• YOUR INSTRUCTIONS
Reproduce all the entries exactly.

• RECORDS SUPPLIED
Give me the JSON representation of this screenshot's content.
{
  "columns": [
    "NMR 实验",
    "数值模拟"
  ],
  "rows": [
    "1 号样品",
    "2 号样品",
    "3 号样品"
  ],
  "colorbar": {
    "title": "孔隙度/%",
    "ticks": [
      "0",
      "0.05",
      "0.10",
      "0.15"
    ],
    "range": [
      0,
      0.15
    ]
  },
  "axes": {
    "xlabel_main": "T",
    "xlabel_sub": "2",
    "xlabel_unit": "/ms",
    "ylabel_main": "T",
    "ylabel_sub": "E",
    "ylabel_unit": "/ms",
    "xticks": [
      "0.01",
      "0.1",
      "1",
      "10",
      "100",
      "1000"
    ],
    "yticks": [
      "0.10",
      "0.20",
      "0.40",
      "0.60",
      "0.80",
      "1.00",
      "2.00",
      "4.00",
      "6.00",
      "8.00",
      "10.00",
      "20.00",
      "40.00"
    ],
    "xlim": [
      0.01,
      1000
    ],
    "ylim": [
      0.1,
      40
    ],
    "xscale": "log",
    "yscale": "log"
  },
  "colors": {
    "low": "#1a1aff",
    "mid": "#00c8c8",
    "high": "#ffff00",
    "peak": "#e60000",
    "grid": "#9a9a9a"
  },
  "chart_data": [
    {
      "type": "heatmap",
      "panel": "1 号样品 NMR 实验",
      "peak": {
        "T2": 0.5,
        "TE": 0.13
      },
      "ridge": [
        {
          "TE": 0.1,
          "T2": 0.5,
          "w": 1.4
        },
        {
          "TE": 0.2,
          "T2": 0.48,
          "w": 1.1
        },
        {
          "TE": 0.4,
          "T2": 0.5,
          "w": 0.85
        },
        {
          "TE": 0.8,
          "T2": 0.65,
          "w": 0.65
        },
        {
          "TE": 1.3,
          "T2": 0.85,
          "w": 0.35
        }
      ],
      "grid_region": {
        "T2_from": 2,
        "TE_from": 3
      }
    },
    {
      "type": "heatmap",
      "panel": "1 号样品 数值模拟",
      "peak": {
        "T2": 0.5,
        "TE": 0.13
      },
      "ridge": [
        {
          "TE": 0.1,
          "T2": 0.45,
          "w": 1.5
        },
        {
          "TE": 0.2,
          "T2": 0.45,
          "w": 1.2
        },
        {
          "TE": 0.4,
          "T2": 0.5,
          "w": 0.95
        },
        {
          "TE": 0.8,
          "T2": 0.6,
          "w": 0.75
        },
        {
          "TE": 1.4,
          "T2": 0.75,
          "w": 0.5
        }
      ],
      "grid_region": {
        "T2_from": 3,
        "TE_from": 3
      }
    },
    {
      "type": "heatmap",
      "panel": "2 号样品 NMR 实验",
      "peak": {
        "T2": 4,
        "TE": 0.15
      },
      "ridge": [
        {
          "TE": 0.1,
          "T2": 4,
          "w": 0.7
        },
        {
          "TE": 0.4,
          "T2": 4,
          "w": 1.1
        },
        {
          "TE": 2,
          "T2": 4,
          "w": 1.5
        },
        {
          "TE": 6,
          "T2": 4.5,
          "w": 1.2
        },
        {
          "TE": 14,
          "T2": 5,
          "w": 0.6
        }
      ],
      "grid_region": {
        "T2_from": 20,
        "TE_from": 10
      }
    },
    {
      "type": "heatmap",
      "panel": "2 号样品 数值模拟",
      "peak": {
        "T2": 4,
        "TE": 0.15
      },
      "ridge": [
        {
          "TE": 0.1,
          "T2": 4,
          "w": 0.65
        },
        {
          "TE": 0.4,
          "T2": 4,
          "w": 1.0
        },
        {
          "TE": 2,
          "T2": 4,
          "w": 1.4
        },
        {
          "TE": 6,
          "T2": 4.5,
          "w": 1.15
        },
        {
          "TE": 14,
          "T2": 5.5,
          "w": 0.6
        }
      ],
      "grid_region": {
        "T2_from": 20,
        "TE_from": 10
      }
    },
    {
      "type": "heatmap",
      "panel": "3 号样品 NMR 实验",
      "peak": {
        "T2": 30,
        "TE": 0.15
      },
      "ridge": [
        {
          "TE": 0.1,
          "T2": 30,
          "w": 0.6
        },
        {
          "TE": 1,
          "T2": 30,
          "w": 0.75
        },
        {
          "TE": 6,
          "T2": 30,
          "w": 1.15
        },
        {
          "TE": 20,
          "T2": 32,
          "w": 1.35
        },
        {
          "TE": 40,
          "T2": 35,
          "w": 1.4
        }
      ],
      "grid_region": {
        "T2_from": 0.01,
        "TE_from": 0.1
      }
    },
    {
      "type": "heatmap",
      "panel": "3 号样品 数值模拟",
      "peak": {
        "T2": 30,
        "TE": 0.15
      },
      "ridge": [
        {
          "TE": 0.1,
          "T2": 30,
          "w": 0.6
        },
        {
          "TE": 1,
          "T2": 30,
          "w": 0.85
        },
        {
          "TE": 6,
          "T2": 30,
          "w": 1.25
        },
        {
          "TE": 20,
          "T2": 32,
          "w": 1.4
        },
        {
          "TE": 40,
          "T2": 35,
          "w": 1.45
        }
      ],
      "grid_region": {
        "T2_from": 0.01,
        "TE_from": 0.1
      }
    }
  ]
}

• COMPLETED EXERCISE
Give me the JSON representation of this screenshot's content.
{
  "columns": [
    "NMR 实验",
    "数值模拟"
  ],
  "rows": [
    "1 号样品",
    "2 号样品",
    "3 号样品"
  ],
  "colorbar": {
    "title": "孔隙度/%",
    "ticks": [
      "0",
      "0.05",
      "0.10",
      "0.15"
    ],
    "range": [
      0,
      0.15
    ]
  },
  "axes": {
    "xlabel_main": "T",
    "xlabel_sub": "2",
    "xlabel_unit": "/ms",
    "ylabel_main": "T",
    "ylabel_sub": "E",
    "ylabel_unit": "/ms",
    "xticks": [
      "0.01",
      "0.1",
      "1",
      "10",
      "100",
      "1000"
    ],
    "yticks": [
      "0.10",
      "0.20",
      "0.40",
      "0.60",
      "0.80",
      "1.00",
      "2.00",
      "4.00",
      "6.00",
      "8.00",
      "10.00",
      "20.00",
      "40.00"
    ],
    "xlim": [
      0.01,
      1000
    ],
    "ylim": [
      0.1,
      40
    ],
    "xscale": "log",
    "yscale": "log"
  },
  "colors": {
    "low": "#1a1aff",
    "mid": "#00c8c8",
    "high": "#ffff00",
    "peak": "#e60000",
    "grid": "#9a9a9a"
  },
  "chart_data": [
    {
      "type": "heatmap",
      "panel": "1 号样品 NMR 实验",
      "peak": {
        "T2": 0.5,
        "TE": 0.13
      },
      "ridge": [
        {
          "TE": 0.1,
          "T2": 0.5,
          "w": 1.4
        },
        {
          "TE": 0.2,
          "T2": 0.48,
          "w": 1.1
        },
        {
          "TE": 0.4,
          "T2": 0.5,
          "w": 0.85
        },
        {
          "TE": 0.8,
          "T2": 0.65,
          "w": 0.65
        },
        {
          "TE": 1.3,
          "T2": 0.85,
          "w": 0.35
        }
      ],
      "grid_region": {
        "T2_from": 2,
        "TE_from": 3
      }
    },
    {
      "type": "heatmap",
      "panel": "1 号样品 数值模拟",
      "peak": {
        "T2": 0.5,
        "TE": 0.13
      },
      "ridge": [
        {
          "TE": 0.1,
          "T2": 0.45,
          "w": 1.5
        },
        {
          "TE": 0.2,
          "T2": 0.45,
          "w": 1.2
        },
        {
          "TE": 0.4,
          "T2": 0.5,
          "w": 0.95
        },
        {
          "TE": 0.8,
          "T2": 0.6,
          "w": 0.75
        },
        {
          "TE": 1.4,
          "T2": 0.75,
          "w": 0.5
        }
      ],
      "grid_region": {
        "T2_from": 3,
        "TE_from": 3
      }
    },
    {
      "type": "heatmap",
      "panel": "2 号样品 NMR 实验",
      "peak": {
        "T2": 4,
        "TE": 0.15
      },
      "ridge": [
        {
          "TE": 0.1,
          "T2": 4,
          "w": 0.7
        },
        {
          "TE": 0.4,
          "T2": 4,
          "w": 1.1
        },
        {
          "TE": 2,
          "T2": 4,
          "w": 1.5
        },
        {
          "TE": 6,
          "T2": 4.5,
          "w": 1.2
        },
        {
          "TE": 14,
          "T2": 5,
          "w": 0.6
        }
      ],
      "grid_region": {
        "T2_from": 20,
        "TE_from": 10
      }
    },
    {
      "type": "heatmap",
      "panel": "2 号样品 数值模拟",
      "peak": {
        "T2": 4,
        "TE": 0.15
      },
      "ridge": [
        {
          "TE": 0.1,
          "T2": 4,
          "w": 0.65
        },
        {
          "TE": 0.4,
          "T2": 4,
          "w": 1.0
        },
        {
          "TE": 2,
          "T2": 4,
          "w": 1.4
        },
        {
          "TE": 6,
          "T2": 4.5,
          "w": 1.15
        },
        {
          "TE": 14,
          "T2": 5.5,
          "w": 0.6
        }
      ],
      "grid_region": {
        "T2_from": 20,
        "TE_from": 10
      }
    },
    {
      "type": "heatmap",
      "panel": "3 号样品 NMR 实验",
      "peak": {
        "T2": 30,
        "TE": 0.15
      },
      "ridge": [
        {
          "TE": 0.1,
          "T2": 30,
          "w": 0.6
        },
        {
          "TE": 1,
          "T2": 30,
          "w": 0.75
        },
        {
          "TE": 6,
          "T2": 30,
          "w": 1.15
        },
        {
          "TE": 20,
          "T2": 32,
          "w": 1.35
        },
        {
          "TE": 40,
          "T2": 35,
          "w": 1.4
        }
      ],
      "grid_region": {
        "T2_from": 0.01,
        "TE_from": 0.1
      }
    },
    {
      "type": "heatmap",
      "panel": "3 号样品 数值模拟",
      "peak": {
        "T2": 30,
        "TE": 0.15
      },
      "ridge": [
        {
          "TE": 0.1,
          "T2": 30,
          "w": 0.6
        },
        {
          "TE": 1,
          "T2": 30,
          "w": 0.85
        },
        {
          "TE": 6,
          "T2": 30,
          "w": 1.25
        },
        {
          "TE": 20,
          "T2": 32,
          "w": 1.4
        },
        {
          "TE": 40,
          "T2": 35,
          "w": 1.45
        }
      ],
      "grid_region": {
        "T2_from": 0.01,
        "TE_from": 0.1
      }
    }
  ]
}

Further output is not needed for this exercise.